>> Begin Raw records
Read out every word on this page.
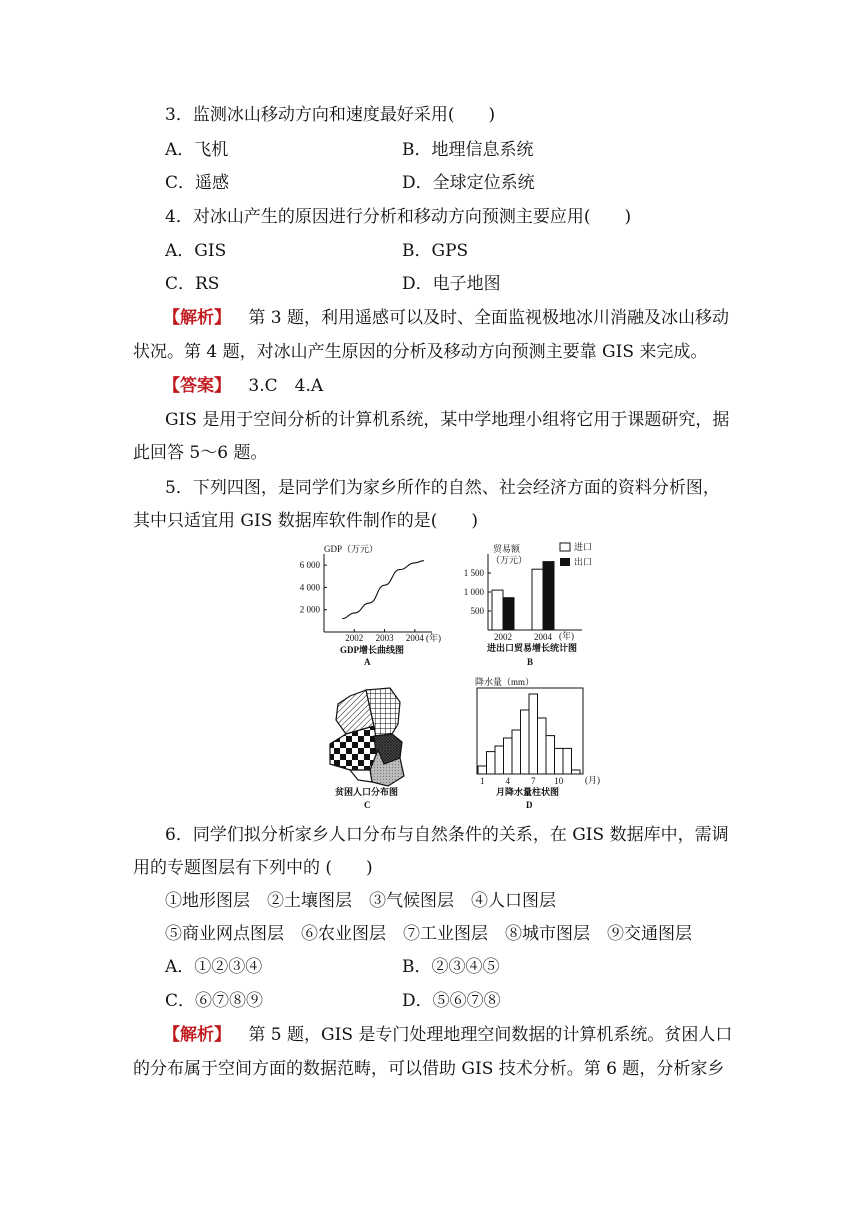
3．监测冰山移动方向和速度最好采用(　　)
A．飞机	B．地理信息系统
C．遥感	D．全球定位系统
4．对冰山产生的原因进行分析和移动方向预测主要应用(　　)
A．GIS	B．GPS
C．RS	D．电子地图
【解析】 第 3 题，利用遥感可以及时、全面监视极地冰川消融及冰山移动
状况。第 4 题，对冰山产生原因的分析及移动方向预测主要靠 GIS 来完成。
【答案】 3.C　4.A
GIS 是用于空间分析的计算机系统，某中学地理小组将它用于课题研究，据
此回答 5～6 题。
5．下列四图，是同学们为家乡所作的自然、社会经济方面的资料分析图，
其中只适宜用 GIS 数据库软件制作的是(　　)
GDP（万元）
2 000
4 000
6 000
2002 2003 2004 (年)
GDP增长曲线图
A
贸易额
（万元）
500
1 000
1 500
2002 2004 (年)
进口
出口
进出口贸易增长统计图
B
贫困人口分布图
C
降水量（mm）
1 4 7 10 (月)
月降水量柱状图
D
6．同学们拟分析家乡人口分布与自然条件的关系，在 GIS 数据库中，需调
用的专题图层有下列中的 (　　)
①地形图层　②土壤图层　③气候图层　④人口图层
⑤商业网点图层　⑥农业图层　⑦工业图层　⑧城市图层　⑨交通图层
A．①②③④	B．②③④⑤
C．⑥⑦⑧⑨	D．⑤⑥⑦⑧
【解析】 第 5 题，GIS 是专门处理地理空间数据的计算机系统。贫困人口
的分布属于空间方面的数据范畴，可以借助 GIS 技术分析。第 6 题，分析家乡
>> End Raw records
## To do
Quote the data above in full, leaving out the pictures it holds.

## Task result
Read out every word on this page.
3．监测冰山移动方向和速度最好采用(　　)
A．飞机	B．地理信息系统
C．遥感	D．全球定位系统
4．对冰山产生的原因进行分析和移动方向预测主要应用(　　)
A．GIS	B．GPS
C．RS	D．电子地图
【解析】 第 3 题，利用遥感可以及时、全面监视极地冰川消融及冰山移动
状况。第 4 题，对冰山产生原因的分析及移动方向预测主要靠 GIS 来完成。
【答案】 3.C　4.A
GIS 是用于空间分析的计算机系统，某中学地理小组将它用于课题研究，据
此回答 5～6 题。
5．下列四图，是同学们为家乡所作的自然、社会经济方面的资料分析图，
其中只适宜用 GIS 数据库软件制作的是(　　)
GDP（万元）
2 000
4 000
6 000
2002 2003 2004 (年)
GDP增长曲线图
A
贸易额
（万元）
500
1 000
1 500
2002 2004 (年)
进口
出口
进出口贸易增长统计图
B
贫困人口分布图
C
降水量（mm）
1 4 7 10 (月)
月降水量柱状图
D
6．同学们拟分析家乡人口分布与自然条件的关系，在 GIS 数据库中，需调
用的专题图层有下列中的 (　　)
①地形图层　②土壤图层　③气候图层　④人口图层
⑤商业网点图层　⑥农业图层　⑦工业图层　⑧城市图层　⑨交通图层
A．①②③④	B．②③④⑤
C．⑥⑦⑧⑨	D．⑤⑥⑦⑧
【解析】 第 5 题，GIS 是专门处理地理空间数据的计算机系统。贫困人口
的分布属于空间方面的数据范畴，可以借助 GIS 技术分析。第 6 题，分析家乡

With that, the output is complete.